Dataset items
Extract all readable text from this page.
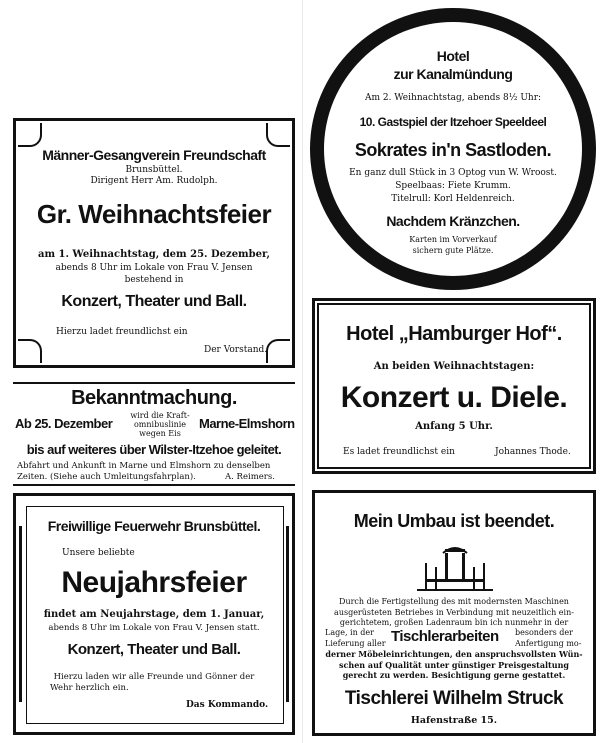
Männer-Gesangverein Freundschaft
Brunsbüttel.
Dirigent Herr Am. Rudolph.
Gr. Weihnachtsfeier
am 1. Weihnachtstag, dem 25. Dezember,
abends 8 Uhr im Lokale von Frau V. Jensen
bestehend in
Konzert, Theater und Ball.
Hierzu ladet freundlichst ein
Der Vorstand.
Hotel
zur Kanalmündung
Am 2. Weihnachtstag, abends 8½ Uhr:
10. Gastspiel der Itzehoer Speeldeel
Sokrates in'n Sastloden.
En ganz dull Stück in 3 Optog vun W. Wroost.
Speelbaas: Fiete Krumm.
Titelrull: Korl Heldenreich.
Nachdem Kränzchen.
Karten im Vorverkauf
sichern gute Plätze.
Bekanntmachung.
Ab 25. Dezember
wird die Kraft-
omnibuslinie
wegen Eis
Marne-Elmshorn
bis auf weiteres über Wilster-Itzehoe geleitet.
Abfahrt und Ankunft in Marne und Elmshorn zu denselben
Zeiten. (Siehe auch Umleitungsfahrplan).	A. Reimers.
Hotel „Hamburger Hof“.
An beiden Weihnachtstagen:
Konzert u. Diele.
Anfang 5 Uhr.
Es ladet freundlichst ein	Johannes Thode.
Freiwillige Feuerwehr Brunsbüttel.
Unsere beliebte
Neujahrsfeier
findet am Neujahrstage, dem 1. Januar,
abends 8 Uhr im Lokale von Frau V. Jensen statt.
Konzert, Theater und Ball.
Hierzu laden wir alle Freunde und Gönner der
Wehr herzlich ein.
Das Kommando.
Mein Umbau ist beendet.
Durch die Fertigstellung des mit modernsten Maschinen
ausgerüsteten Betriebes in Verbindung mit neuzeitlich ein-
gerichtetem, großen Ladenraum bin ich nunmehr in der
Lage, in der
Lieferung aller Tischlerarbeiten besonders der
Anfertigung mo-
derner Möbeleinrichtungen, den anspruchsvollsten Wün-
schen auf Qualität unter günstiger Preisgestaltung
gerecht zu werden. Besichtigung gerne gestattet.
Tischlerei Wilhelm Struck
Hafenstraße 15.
---
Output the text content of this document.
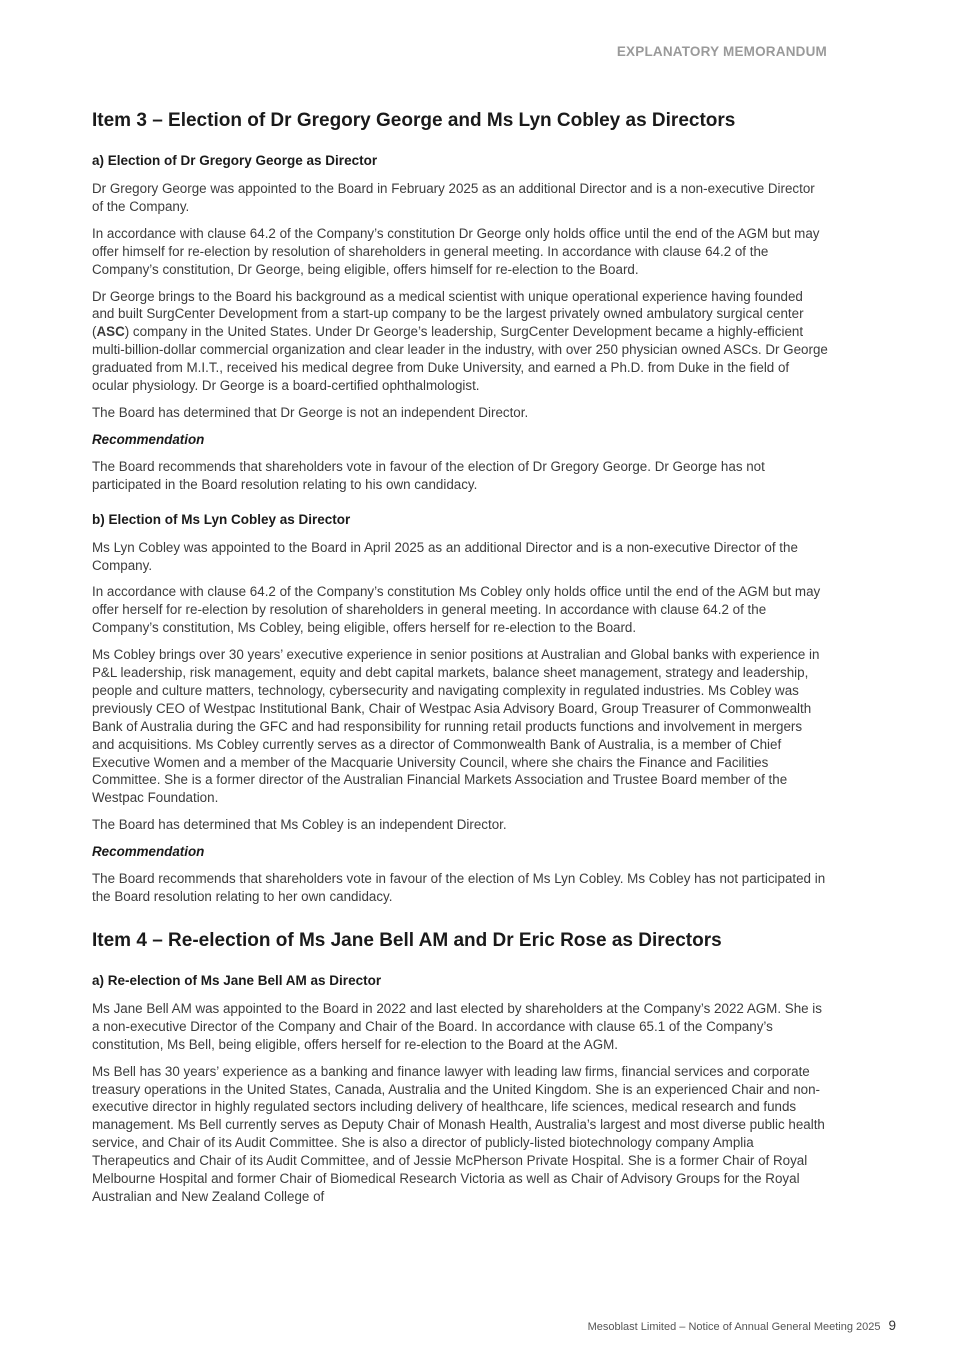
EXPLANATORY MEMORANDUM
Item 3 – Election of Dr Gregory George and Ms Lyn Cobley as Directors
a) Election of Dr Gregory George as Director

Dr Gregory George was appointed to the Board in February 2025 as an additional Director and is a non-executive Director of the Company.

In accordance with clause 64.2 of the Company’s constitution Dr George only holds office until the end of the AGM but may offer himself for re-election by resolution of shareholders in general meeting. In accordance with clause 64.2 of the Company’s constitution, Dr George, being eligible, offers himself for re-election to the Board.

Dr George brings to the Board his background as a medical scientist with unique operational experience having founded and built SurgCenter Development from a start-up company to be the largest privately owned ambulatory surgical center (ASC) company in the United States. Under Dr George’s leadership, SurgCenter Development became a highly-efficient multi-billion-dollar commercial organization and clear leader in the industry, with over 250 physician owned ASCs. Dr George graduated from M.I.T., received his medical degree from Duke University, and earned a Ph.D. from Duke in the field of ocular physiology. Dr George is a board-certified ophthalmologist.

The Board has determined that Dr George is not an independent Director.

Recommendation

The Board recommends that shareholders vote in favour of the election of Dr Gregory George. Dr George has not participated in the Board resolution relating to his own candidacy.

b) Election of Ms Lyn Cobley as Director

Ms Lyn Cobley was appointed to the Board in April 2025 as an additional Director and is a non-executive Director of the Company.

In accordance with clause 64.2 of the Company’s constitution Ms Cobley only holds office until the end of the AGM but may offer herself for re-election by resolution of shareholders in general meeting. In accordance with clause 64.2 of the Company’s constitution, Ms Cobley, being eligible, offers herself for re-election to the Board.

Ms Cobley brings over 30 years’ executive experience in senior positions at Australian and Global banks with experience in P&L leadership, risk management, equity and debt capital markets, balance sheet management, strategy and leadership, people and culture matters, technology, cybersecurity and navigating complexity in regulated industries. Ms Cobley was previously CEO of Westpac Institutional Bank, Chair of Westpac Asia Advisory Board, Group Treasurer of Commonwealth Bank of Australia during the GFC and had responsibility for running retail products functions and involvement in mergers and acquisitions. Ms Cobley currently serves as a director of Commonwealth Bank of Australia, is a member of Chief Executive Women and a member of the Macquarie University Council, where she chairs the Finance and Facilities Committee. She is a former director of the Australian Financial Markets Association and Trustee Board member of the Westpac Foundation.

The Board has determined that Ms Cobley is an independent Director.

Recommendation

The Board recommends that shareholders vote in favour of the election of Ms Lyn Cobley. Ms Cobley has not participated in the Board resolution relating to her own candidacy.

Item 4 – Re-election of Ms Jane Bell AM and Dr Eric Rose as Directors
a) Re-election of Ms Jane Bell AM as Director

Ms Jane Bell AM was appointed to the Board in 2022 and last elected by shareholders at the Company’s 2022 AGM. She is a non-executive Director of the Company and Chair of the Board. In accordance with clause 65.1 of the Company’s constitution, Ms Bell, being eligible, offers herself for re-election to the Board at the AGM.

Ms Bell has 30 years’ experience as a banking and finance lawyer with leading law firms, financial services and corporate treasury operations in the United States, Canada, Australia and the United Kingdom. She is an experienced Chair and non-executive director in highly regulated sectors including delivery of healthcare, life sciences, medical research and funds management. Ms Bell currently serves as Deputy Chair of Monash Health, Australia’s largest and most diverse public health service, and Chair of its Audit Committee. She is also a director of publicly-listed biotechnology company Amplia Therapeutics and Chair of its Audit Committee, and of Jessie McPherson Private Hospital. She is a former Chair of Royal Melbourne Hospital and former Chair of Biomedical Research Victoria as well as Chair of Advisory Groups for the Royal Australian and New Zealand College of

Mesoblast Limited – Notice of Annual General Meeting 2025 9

Exercise requirements →
Using the records given above, list every line that includes the word "favour".

Response →
The Board recommends that shareholders vote in favour of the election of Dr Gregory George. Dr George has not participated in the Board resolution relating to his own candidacy.
The Board recommends that shareholders vote in favour of the election of Ms Lyn Cobley. Ms Cobley has not participated in the Board resolution relating to her own candidacy.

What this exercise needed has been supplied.